EXTRACT PROVIDED:
== Segment start ==

Communication is what makes us human: More tips for thinking, writing and speaking in a world of quicksand communications























66. Throw out the authoritarian playbook. No one wants a dictator.

No one likes a bully or believes her, either. Any conversation is a two-way street.  Resist your fears. Never dominate a meeting or conversation with a torrent of words that allow for no questions, comments or, God forbid, actual conversation. It’s a great way to ruin your credibility and chances for any collaboration or support for your ideas.
67. Our stories are not up for debate. 
In our tense political climate, it’s natural to fall to the default, “I don’t want to talk about politics” or “I don’t want to bring up this topic, someone might be offended.” You can both keep the peace while you help move civilization forward a step or two by daring to be the person who asks questions and allows others to have their say. Steer the sensitive topics from the debate arena to their genesis. Ask, “Please tell me how you arrived at your ideas?” Anyone's story about their journey to their ideas tells us more about them than what we've already seen hashed over on cable news a million times. 
68. Humor is the secret sauce.
The most viewed TED Talk is by Sir Ken Robinson, who proposes radical changes to our education systems, while using humor in his presentation to build our trust and understanding of the changes he wants to see.
69. Even worms have a beginning, middle and end. So should our presentations.

== Segment end ==

EXTRACTED ENTRIES:

== Segment start ==

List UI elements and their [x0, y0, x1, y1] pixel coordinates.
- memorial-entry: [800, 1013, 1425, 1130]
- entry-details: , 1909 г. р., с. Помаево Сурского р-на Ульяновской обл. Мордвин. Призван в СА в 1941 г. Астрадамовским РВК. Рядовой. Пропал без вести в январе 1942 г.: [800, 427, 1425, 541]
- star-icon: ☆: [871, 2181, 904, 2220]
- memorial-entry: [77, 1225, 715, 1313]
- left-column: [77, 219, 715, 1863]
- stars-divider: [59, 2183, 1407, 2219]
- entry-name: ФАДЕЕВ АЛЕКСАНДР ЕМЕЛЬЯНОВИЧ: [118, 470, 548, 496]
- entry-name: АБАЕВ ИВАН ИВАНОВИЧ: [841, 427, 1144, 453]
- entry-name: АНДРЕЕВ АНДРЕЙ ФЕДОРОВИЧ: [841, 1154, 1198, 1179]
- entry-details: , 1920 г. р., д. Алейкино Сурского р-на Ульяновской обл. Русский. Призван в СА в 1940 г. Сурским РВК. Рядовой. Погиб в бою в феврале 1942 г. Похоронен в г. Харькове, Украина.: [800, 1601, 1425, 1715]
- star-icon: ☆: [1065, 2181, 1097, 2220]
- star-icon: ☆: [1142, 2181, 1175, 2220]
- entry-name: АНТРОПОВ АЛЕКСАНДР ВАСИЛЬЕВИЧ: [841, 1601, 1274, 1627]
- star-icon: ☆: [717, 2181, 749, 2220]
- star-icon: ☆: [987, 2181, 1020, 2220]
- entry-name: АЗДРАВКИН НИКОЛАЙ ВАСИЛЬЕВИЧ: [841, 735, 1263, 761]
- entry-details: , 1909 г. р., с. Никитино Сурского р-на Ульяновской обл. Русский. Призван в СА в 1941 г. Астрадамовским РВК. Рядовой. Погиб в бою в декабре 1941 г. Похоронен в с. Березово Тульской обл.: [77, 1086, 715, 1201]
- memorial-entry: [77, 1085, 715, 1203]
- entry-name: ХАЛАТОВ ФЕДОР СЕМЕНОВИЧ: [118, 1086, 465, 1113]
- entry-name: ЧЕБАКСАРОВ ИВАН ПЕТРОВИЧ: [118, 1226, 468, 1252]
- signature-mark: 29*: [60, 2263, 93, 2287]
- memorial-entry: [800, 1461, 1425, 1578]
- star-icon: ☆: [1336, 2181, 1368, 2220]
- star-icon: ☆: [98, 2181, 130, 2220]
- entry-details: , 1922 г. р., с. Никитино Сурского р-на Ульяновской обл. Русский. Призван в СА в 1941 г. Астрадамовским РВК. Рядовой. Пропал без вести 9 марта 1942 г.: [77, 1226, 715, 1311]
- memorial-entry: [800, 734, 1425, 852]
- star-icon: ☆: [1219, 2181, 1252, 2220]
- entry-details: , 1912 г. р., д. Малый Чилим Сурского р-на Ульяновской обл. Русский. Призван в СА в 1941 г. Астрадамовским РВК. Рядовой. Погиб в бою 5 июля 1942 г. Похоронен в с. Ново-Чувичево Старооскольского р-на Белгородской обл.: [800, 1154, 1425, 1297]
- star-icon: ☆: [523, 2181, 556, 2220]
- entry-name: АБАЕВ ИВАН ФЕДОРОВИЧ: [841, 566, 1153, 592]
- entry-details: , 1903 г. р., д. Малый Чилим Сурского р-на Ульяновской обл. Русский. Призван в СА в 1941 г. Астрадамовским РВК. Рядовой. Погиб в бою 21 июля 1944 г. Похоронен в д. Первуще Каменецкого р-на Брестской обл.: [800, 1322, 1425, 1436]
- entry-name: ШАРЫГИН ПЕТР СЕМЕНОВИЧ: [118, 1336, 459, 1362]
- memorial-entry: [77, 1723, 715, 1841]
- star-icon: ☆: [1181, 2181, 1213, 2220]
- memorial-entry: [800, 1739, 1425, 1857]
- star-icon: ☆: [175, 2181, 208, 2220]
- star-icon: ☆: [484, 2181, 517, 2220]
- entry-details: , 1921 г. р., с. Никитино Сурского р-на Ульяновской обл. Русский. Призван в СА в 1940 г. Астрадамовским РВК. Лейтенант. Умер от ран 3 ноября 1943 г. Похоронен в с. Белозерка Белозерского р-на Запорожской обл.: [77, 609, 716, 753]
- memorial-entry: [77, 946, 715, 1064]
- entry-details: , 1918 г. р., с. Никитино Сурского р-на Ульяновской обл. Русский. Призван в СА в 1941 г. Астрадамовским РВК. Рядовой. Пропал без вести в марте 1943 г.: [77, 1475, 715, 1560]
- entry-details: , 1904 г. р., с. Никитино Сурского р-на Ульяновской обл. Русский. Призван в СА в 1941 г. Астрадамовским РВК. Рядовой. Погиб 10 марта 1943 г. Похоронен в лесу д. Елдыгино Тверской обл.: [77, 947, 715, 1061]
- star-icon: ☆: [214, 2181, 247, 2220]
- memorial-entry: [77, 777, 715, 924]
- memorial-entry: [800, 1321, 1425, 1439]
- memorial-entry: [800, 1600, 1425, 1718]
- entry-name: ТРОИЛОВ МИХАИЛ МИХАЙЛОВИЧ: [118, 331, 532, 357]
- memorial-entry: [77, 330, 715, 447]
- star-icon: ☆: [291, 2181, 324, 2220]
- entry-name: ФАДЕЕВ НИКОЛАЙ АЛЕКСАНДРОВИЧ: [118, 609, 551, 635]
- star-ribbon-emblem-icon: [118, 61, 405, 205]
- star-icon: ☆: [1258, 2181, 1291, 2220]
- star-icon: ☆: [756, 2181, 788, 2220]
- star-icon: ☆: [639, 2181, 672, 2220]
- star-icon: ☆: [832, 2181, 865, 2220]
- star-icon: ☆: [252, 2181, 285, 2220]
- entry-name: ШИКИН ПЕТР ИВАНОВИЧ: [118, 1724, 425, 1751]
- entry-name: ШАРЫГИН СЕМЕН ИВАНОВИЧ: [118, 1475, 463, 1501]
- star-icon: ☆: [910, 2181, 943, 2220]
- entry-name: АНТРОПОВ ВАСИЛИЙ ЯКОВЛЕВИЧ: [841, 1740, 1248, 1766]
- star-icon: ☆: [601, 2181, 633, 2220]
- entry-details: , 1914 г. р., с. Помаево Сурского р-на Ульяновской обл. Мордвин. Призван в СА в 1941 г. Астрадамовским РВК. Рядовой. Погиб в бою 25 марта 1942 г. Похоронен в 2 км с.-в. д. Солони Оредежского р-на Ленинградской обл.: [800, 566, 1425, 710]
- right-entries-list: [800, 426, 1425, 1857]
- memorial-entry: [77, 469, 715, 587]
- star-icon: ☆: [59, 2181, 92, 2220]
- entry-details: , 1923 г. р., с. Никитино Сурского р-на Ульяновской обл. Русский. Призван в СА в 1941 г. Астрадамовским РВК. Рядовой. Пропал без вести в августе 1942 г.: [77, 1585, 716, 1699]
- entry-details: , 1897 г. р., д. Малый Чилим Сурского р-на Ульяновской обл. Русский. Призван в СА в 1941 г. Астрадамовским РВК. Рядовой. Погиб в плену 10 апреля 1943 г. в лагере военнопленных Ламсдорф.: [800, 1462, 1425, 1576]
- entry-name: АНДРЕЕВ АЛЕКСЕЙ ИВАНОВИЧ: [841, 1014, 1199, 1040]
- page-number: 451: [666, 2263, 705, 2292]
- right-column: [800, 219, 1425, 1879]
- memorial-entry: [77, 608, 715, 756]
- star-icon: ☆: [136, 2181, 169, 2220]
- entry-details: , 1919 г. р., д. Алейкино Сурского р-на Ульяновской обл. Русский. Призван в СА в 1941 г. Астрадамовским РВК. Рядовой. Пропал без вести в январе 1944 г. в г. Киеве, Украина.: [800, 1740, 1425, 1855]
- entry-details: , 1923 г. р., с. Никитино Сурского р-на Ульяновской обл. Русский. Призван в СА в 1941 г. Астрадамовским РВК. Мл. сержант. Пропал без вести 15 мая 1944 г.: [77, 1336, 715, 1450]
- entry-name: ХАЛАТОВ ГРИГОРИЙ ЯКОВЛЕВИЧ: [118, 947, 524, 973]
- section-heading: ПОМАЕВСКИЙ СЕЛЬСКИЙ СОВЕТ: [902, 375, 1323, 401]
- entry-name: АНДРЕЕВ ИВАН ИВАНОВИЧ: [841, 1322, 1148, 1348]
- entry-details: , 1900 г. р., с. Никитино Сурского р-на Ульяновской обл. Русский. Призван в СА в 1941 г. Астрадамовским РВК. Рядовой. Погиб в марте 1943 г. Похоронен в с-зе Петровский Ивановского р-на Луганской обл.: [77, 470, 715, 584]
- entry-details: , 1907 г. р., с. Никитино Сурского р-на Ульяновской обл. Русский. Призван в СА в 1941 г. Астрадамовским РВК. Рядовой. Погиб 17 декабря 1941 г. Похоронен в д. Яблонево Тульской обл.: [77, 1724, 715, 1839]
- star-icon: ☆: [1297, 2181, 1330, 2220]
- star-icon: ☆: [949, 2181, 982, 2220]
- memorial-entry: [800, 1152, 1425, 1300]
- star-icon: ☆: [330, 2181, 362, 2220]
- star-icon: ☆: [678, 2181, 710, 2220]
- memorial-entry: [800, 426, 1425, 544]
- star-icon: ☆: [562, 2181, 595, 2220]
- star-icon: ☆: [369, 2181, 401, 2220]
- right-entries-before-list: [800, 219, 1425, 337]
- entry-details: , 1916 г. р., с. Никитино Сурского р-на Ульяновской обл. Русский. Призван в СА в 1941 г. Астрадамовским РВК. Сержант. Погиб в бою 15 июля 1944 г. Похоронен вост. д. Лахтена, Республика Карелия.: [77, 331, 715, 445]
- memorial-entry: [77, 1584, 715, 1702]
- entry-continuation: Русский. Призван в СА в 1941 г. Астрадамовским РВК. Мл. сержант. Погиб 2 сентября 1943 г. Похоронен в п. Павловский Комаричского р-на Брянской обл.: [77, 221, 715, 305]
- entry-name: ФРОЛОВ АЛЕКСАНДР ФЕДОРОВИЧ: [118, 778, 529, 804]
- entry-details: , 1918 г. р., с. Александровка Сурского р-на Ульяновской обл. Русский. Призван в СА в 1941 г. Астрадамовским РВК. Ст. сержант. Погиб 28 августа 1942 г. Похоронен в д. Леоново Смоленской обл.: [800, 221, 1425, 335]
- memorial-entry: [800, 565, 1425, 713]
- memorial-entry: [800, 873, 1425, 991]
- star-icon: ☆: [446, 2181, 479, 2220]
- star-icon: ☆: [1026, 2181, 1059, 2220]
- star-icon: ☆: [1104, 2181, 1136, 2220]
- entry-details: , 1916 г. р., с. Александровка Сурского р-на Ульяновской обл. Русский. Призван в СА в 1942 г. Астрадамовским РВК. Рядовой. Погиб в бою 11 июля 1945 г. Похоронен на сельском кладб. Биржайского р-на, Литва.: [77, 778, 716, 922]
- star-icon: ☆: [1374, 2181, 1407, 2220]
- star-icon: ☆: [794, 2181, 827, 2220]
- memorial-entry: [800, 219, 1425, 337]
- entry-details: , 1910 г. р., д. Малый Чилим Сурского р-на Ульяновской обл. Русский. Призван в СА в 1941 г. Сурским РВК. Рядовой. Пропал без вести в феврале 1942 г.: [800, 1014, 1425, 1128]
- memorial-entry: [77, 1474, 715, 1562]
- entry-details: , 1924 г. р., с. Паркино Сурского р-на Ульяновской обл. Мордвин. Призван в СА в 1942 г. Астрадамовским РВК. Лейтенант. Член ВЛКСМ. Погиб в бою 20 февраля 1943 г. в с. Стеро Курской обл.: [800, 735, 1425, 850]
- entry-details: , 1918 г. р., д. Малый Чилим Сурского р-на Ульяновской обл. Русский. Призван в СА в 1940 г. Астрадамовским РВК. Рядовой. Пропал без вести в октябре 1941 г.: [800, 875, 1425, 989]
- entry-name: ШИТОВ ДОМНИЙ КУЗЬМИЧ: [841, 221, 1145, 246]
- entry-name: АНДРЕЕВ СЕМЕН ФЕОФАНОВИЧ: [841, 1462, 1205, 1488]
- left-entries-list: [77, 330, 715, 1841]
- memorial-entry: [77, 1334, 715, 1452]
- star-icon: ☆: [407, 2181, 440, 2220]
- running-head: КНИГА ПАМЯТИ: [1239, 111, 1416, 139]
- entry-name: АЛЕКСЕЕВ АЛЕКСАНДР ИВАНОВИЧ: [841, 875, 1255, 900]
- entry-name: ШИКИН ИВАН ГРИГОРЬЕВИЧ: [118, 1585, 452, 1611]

== Segment end ==

CHECK YOUR UNDERSTANDING:
**1)** Condense the paragraph of the communication tips that begins "In our tense political climate" into a shorter version that keeps its main points.
**2)** Extend the communication tips beyond their final line, beginning with a paragraph that explains tip 69 in the same style.

ANSWERS IN ORDER:
**1)** In today's tense political climate, people often avoid politics or sensitive topics for fear of giving offense. Instead, one can keep the peace and still help move civilization forward by asking questions and letting others speak. Shift sensitive subjects away from debate and toward their origins by asking, "Please tell me how you arrived at your ideas?" A person's account of how they reached their views reveals more about them than arguments already repeated endlessly on cable news.

**2)**
Observe the ebb and flow of a TV sitcom, a movie or a TED Talk. It’s a dance of words, movement and emotions.  We are hard-wired to listen to stories. That’s how we learned for millennia. When it’s our job to teach or sell an idea to an audience, start with a brief story that has a beginning, middle and end.  The structure of a story can be circular, with the end tying back to the start in some way, or it can be open-ended, presenting us with various options to consider.
70. What is the most awkward?
For years I walked the halls of colleges and watched the interactions of students. There were always groups chatting and other groups with their eyes on their still- unfinished assignments. The advent of social media brought with it more students glued to their smartphones and laptops and noticeably less flirting in the hallways. Sure it's easier to be in a bubble, but  we learn more from interactions in the face-to-face world. Just notice if once in a while you are up for shaking up the new order and saying hello.  It may surprise you to notice how good it makes you feel to converse with a real person who, yes, might reject you or turn away, but who may also choose to say hello back at you.